Data records
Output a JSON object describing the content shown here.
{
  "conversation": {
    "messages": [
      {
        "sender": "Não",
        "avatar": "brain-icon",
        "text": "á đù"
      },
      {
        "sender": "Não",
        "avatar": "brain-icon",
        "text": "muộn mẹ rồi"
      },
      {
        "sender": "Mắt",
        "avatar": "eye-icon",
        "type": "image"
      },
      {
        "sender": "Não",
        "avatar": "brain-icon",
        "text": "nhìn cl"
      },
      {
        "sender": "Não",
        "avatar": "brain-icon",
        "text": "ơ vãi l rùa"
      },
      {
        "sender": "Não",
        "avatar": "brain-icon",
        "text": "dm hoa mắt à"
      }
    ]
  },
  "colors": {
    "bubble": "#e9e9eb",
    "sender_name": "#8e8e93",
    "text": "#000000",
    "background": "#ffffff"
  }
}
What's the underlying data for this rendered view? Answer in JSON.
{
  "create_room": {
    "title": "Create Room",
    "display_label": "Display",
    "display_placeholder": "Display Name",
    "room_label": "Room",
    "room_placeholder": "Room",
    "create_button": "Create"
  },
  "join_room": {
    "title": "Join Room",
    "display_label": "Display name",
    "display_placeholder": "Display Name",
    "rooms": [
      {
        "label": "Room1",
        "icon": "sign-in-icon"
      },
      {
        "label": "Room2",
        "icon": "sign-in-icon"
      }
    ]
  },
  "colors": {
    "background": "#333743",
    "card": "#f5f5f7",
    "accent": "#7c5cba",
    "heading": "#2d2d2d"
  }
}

Directive: Take the lines above and retype all of them exactly.

Solution to the exercise:
Output a JSON object describing the content shown here.
{
  "conversation": {
    "messages": [
      {
        "sender": "Não",
        "avatar": "brain-icon",
        "text": "á đù"
      },
      {
        "sender": "Não",
        "avatar": "brain-icon",
        "text": "muộn mẹ rồi"
      },
      {
        "sender": "Mắt",
        "avatar": "eye-icon",
        "type": "image"
      },
      {
        "sender": "Não",
        "avatar": "brain-icon",
        "text": "nhìn cl"
      },
      {
        "sender": "Não",
        "avatar": "brain-icon",
        "text": "ơ vãi l rùa"
      },
      {
        "sender": "Não",
        "avatar": "brain-icon",
        "text": "dm hoa mắt à"
      }
    ]
  },
  "colors": {
    "bubble": "#e9e9eb",
    "sender_name": "#8e8e93",
    "text": "#000000",
    "background": "#ffffff"
  }
}
What's the underlying data for this rendered view? Answer in JSON.
{
  "create_room": {
    "title": "Create Room",
    "display_label": "Display",
    "display_placeholder": "Display Name",
    "room_label": "Room",
    "room_placeholder": "Room",
    "create_button": "Create"
  },
  "join_room": {
    "title": "Join Room",
    "display_label": "Display name",
    "display_placeholder": "Display Name",
    "rooms": [
      {
        "label": "Room1",
        "icon": "sign-in-icon"
      },
      {
        "label": "Room2",
        "icon": "sign-in-icon"
      }
    ]
  },
  "colors": {
    "background": "#333743",
    "card": "#f5f5f7",
    "accent": "#7c5cba",
    "heading": "#2d2d2d"
  }
}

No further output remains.